* DIRECTIVE
Of the lines in these entries, how many contain the string "including"? Give the number and nothing else.

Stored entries
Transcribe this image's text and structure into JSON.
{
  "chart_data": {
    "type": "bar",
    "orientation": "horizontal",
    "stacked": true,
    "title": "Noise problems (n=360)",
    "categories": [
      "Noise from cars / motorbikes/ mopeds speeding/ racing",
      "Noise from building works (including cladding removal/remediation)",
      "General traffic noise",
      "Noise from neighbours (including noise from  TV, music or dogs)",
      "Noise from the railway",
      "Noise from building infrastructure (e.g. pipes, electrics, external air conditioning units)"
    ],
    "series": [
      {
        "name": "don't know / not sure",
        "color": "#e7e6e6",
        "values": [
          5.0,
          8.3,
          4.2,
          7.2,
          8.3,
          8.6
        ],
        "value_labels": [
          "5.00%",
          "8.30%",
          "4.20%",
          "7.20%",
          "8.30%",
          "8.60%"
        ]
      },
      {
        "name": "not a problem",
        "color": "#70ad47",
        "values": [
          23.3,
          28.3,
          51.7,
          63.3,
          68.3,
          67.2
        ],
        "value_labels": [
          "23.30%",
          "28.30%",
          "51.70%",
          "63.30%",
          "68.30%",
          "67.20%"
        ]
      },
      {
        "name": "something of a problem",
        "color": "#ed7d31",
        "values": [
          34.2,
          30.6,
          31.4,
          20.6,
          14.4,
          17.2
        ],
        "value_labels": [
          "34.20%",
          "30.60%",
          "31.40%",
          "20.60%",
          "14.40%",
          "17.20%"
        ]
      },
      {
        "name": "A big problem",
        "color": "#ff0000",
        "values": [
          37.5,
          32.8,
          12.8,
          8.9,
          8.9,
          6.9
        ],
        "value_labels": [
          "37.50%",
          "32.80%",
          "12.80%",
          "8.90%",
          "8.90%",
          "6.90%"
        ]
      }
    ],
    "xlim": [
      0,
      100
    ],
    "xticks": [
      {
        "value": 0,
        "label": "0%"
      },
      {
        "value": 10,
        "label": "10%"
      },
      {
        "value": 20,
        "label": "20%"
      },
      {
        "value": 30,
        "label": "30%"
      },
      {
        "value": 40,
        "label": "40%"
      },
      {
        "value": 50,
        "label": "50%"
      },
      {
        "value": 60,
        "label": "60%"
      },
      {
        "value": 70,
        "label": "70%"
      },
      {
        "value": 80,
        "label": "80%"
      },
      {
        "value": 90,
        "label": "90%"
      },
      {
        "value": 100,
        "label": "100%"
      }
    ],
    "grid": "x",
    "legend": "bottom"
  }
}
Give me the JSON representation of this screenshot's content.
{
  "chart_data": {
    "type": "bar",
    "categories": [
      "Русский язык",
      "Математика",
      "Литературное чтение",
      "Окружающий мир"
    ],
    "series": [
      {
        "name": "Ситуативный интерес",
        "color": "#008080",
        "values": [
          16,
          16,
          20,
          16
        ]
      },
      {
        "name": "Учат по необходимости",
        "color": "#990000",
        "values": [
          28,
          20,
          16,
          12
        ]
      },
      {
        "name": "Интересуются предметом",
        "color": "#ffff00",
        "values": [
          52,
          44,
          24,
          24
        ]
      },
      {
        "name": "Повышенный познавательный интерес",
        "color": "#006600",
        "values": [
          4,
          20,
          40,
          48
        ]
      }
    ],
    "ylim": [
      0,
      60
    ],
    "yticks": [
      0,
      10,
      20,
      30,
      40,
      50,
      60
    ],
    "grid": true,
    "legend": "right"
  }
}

==

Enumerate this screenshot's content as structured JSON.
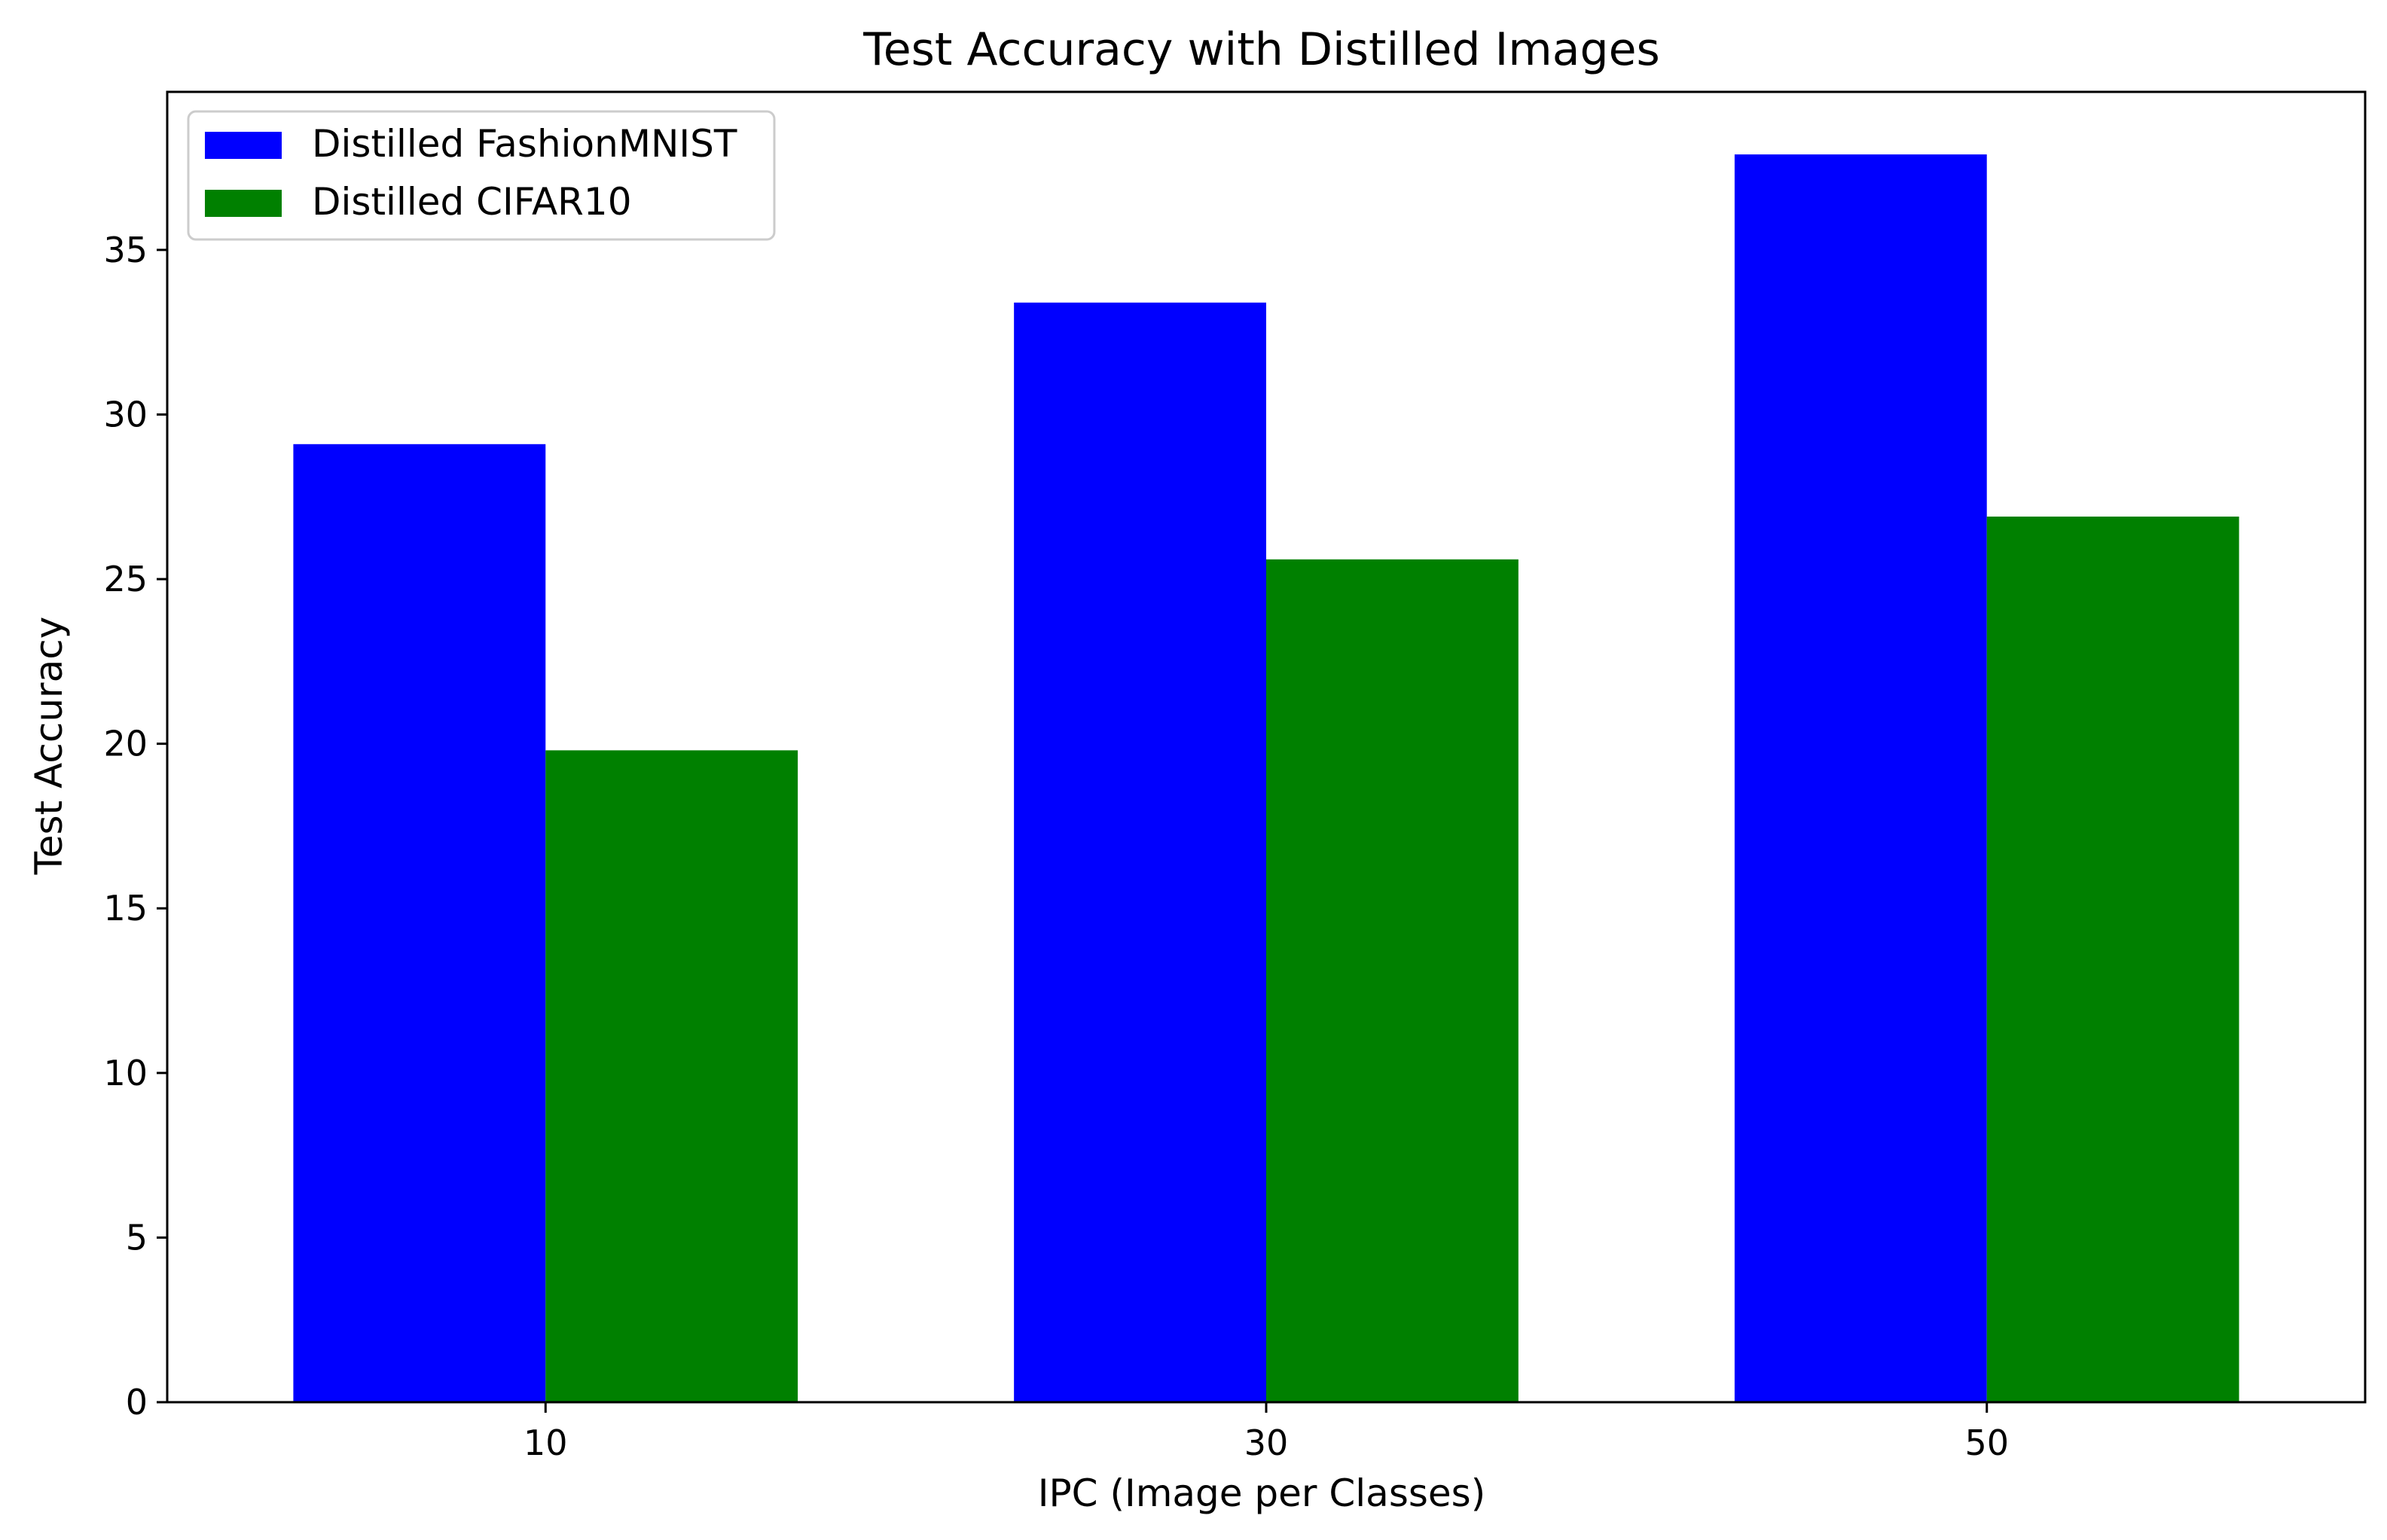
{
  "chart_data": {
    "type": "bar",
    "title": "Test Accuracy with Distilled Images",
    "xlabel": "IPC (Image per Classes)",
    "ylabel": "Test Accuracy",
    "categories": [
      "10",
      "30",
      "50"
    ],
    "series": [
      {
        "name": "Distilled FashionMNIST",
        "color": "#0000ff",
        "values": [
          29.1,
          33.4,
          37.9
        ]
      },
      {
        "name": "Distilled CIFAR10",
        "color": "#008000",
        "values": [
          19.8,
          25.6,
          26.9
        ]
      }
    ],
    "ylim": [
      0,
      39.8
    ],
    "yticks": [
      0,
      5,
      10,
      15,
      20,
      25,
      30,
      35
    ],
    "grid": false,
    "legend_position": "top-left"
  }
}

* REPLY TO THE EXERCISE
2